» **GIVEN TASK**:
Reproduce the listing below in full and without alteration, apart from its pictures.

:: EXTRACTED INFORMATION

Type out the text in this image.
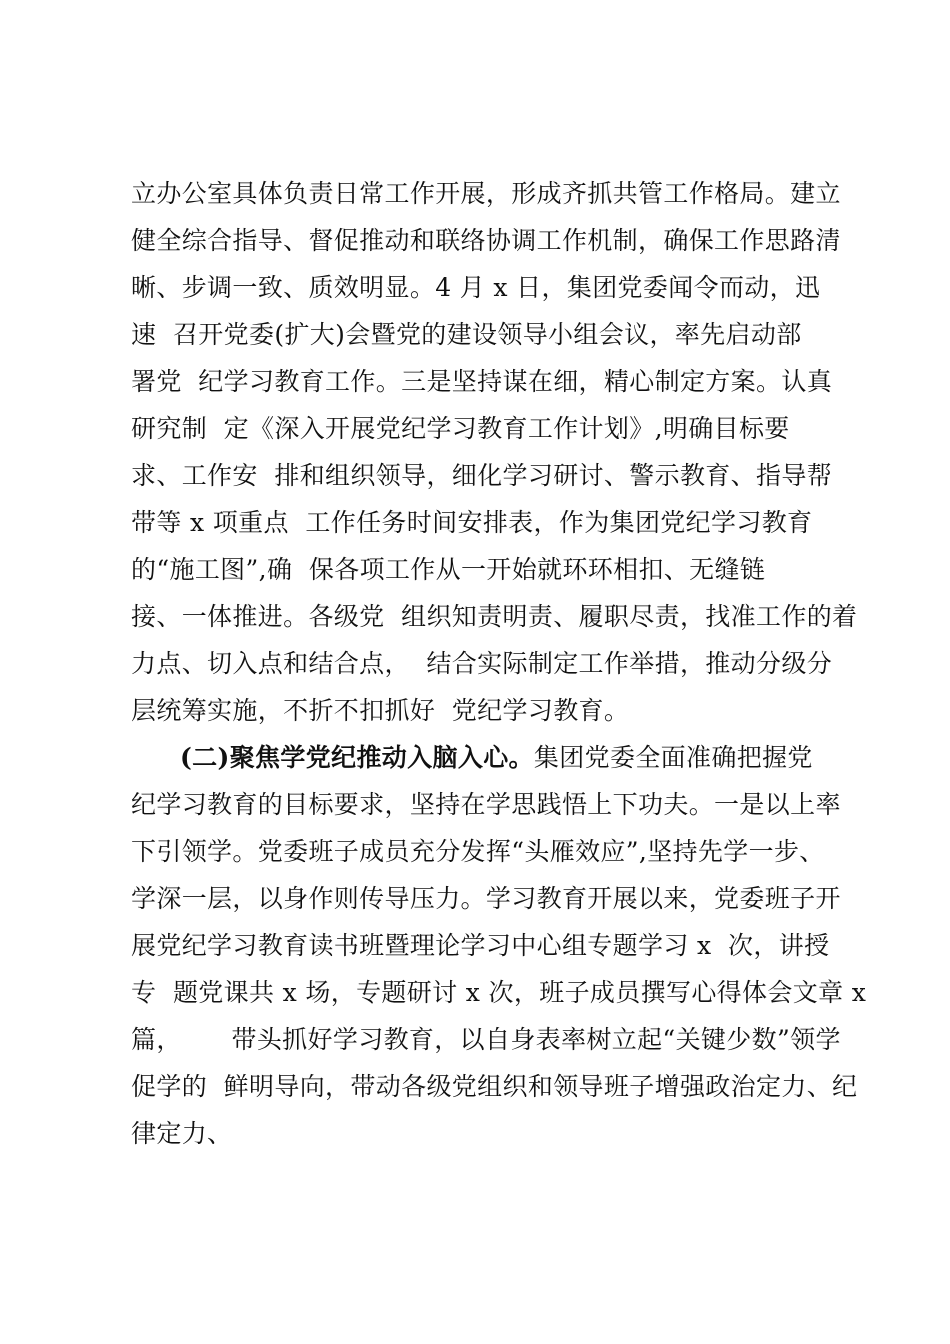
立办公室具体负责日常工作开展，形成齐抓共管工作格局。建立
健全综合指导、督促推动和联络协调工作机制，确保工作思路清
晰、步调一致、质效明显。4 月 x 日，集团党委闻令而动，迅
速  召开党委(扩大)会暨党的建设领导小组会议，率先启动部
署党  纪学习教育工作。三是坚持谋在细，精心制定方案。认真
研究制  定《深入开展党纪学习教育工作计划》,明确目标要
求、工作安  排和组织领导，细化学习研讨、警示教育、指导帮
带等 x 项重点  工作任务时间安排表，作为集团党纪学习教育
的“施工图”,确  保各项工作从一开始就环环相扣、无缝链
接、一体推进。各级党  组织知责明责、履职尽责，找准工作的着
力点、切入点和结合点，  结合实际制定工作举措，推动分级分
层统筹实施，不折不扣抓好  党纪学习教育。
(二)聚焦学党纪推动入脑入心。集团党委全面准确把握党
纪学习教育的目标要求，坚持在学思践悟上下功夫。一是以上率
下引领学。党委班子成员充分发挥“头雁效应”,坚持先学一步、
学深一层，以身作则传导压力。学习教育开展以来，党委班子开
展党纪学习教育读书班暨理论学习中心组专题学习 x  次，讲授
专  题党课共 x 场，专题研讨 x 次，班子成员撰写心得体会文章 x
篇，      带头抓好学习教育，以自身表率树立起“关键少数”领学
促学的  鲜明导向，带动各级党组织和领导班子增强政治定力、纪
律定力、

::::

» **ANSWER FOR THE TASK**:
Type out the text in this image.
立办公室具体负责日常工作开展，形成齐抓共管工作格局。建立
健全综合指导、督促推动和联络协调工作机制，确保工作思路清
晰、步调一致、质效明显。4 月 x 日，集团党委闻令而动，迅
速  召开党委(扩大)会暨党的建设领导小组会议，率先启动部
署党  纪学习教育工作。三是坚持谋在细，精心制定方案。认真
研究制  定《深入开展党纪学习教育工作计划》,明确目标要
求、工作安  排和组织领导，细化学习研讨、警示教育、指导帮
带等 x 项重点  工作任务时间安排表，作为集团党纪学习教育
的“施工图”,确  保各项工作从一开始就环环相扣、无缝链
接、一体推进。各级党  组织知责明责、履职尽责，找准工作的着
力点、切入点和结合点，  结合实际制定工作举措，推动分级分
层统筹实施，不折不扣抓好  党纪学习教育。
(二)聚焦学党纪推动入脑入心。集团党委全面准确把握党
纪学习教育的目标要求，坚持在学思践悟上下功夫。一是以上率
下引领学。党委班子成员充分发挥“头雁效应”,坚持先学一步、
学深一层，以身作则传导压力。学习教育开展以来，党委班子开
展党纪学习教育读书班暨理论学习中心组专题学习 x  次，讲授
专  题党课共 x 场，专题研讨 x 次，班子成员撰写心得体会文章 x
篇，      带头抓好学习教育，以自身表率树立起“关键少数”领学
促学的  鲜明导向，带动各级党组织和领导班子增强政治定力、纪
律定力、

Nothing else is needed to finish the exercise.